Task goal >> State how many lines in these records contain the word "approach", and nothing else.

─── Supplied data

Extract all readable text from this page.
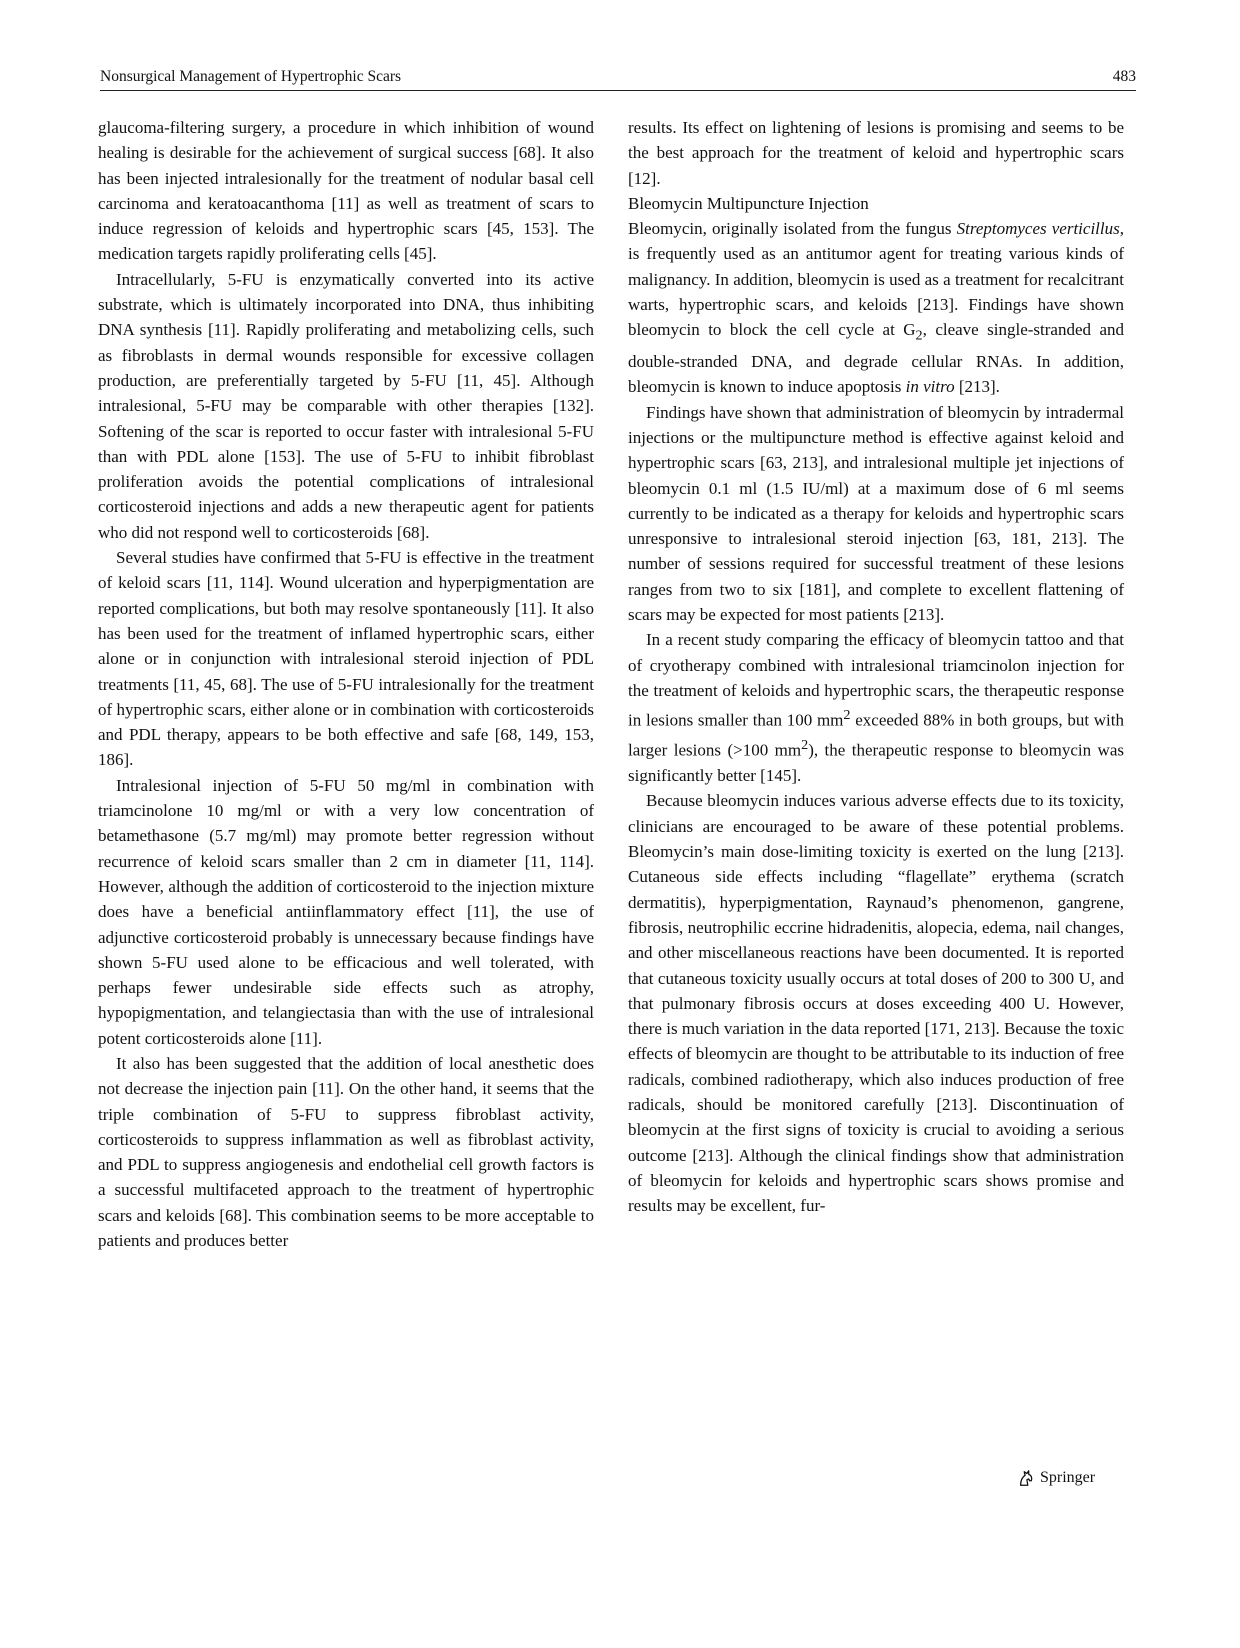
Nonsurgical Management of Hypertrophic Scars	483

glaucoma-filtering surgery, a procedure in which inhibition of wound healing is desirable for the achievement of surgical success [68]. It also has been injected intralesionally for the treatment of nodular basal cell carcinoma and keratoacanthoma [11] as well as treatment of scars to induce regression of keloids and hypertrophic scars [45, 153]. The medication targets rapidly proliferating cells [45].

Intracellularly, 5-FU is enzymatically converted into its active substrate, which is ultimately incorporated into DNA, thus inhibiting DNA synthesis [11]. Rapidly proliferating and metabolizing cells, such as fibroblasts in dermal wounds responsible for excessive collagen production, are preferentially targeted by 5-FU [11, 45]. Although intralesional, 5-FU may be comparable with other therapies [132]. Softening of the scar is reported to occur faster with intralesional 5-FU than with PDL alone [153]. The use of 5-FU to inhibit fibroblast proliferation avoids the potential complications of intralesional corticosteroid injections and adds a new therapeutic agent for patients who did not respond well to corticosteroids [68].

Several studies have confirmed that 5-FU is effective in the treatment of keloid scars [11, 114]. Wound ulceration and hyperpigmentation are reported complications, but both may resolve spontaneously [11]. It also has been used for the treatment of inflamed hypertrophic scars, either alone or in conjunction with intralesional steroid injection of PDL treatments [11, 45, 68]. The use of 5-FU intralesionally for the treatment of hypertrophic scars, either alone or in combination with corticosteroids and PDL therapy, appears to be both effective and safe [68, 149, 153, 186].

Intralesional injection of 5-FU 50 mg/ml in combination with triamcinolone 10 mg/ml or with a very low concentration of betamethasone (5.7 mg/ml) may promote better regression without recurrence of keloid scars smaller than 2 cm in diameter [11, 114]. However, although the addition of corticosteroid to the injection mixture does have a beneficial antiinflammatory effect [11], the use of adjunctive corticosteroid probably is unnecessary because findings have shown 5-FU used alone to be efficacious and well tolerated, with perhaps fewer undesirable side effects such as atrophy, hypopigmentation, and telangiectasia than with the use of intralesional potent corticosteroids alone [11].

It also has been suggested that the addition of local anesthetic does not decrease the injection pain [11]. On the other hand, it seems that the triple combination of 5-FU to suppress fibroblast activity, corticosteroids to suppress inflammation as well as fibroblast activity, and PDL to suppress angiogenesis and endothelial cell growth factors is a successful multifaceted approach to the treatment of hypertrophic scars and keloids [68]. This combination seems to be more acceptable to patients and produces better

results. Its effect on lightening of lesions is promising and seems to be the best approach for the treatment of keloid and hypertrophic scars [12].

Bleomycin Multipuncture Injection

Bleomycin, originally isolated from the fungus Streptomyces verticillus, is frequently used as an antitumor agent for treating various kinds of malignancy. In addition, bleomycin is used as a treatment for recalcitrant warts, hypertrophic scars, and keloids [213]. Findings have shown bleomycin to block the cell cycle at $G_2$, cleave single-stranded and double-stranded DNA, and degrade cellular RNAs. In addition, bleomycin is known to induce apoptosis in vitro [213].

Findings have shown that administration of bleomycin by intradermal injections or the multipuncture method is effective against keloid and hypertrophic scars [63, 213], and intralesional multiple jet injections of bleomycin 0.1 ml (1.5 IU/ml) at a maximum dose of 6 ml seems currently to be indicated as a therapy for keloids and hypertrophic scars unresponsive to intralesional steroid injection [63, 181, 213]. The number of sessions required for successful treatment of these lesions ranges from two to six [181], and complete to excellent flattening of scars may be expected for most patients [213].

In a recent study comparing the efficacy of bleomycin tattoo and that of cryotherapy combined with intralesional triamcinolon injection for the treatment of keloids and hypertrophic scars, the therapeutic response in lesions smaller than 100 $mm^2$ exceeded 88% in both groups, but with larger lesions (>100 $mm^2$), the therapeutic response to bleomycin was significantly better [145].

Because bleomycin induces various adverse effects due to its toxicity, clinicians are encouraged to be aware of these potential problems. Bleomycin’s main dose-limiting toxicity is exerted on the lung [213]. Cutaneous side effects including “flagellate” erythema (scratch dermatitis), hyperpigmentation, Raynaud’s phenomenon, gangrene, fibrosis, neutrophilic eccrine hidradenitis, alopecia, edema, nail changes, and other miscellaneous reactions have been documented. It is reported that cutaneous toxicity usually occurs at total doses of 200 to 300 U, and that pulmonary fibrosis occurs at doses exceeding 400 U. However, there is much variation in the data reported [171, 213]. Because the toxic effects of bleomycin are thought to be attributable to its induction of free radicals, combined radiotherapy, which also induces production of free radicals, should be monitored carefully [213]. Discontinuation of bleomycin at the first signs of toxicity is crucial to avoiding a serious outcome [213]. Although the clinical findings show that administration of bleomycin for keloids and hypertrophic scars shows promise and results may be excellent, fur-

Springer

──────

Expected answer >> 2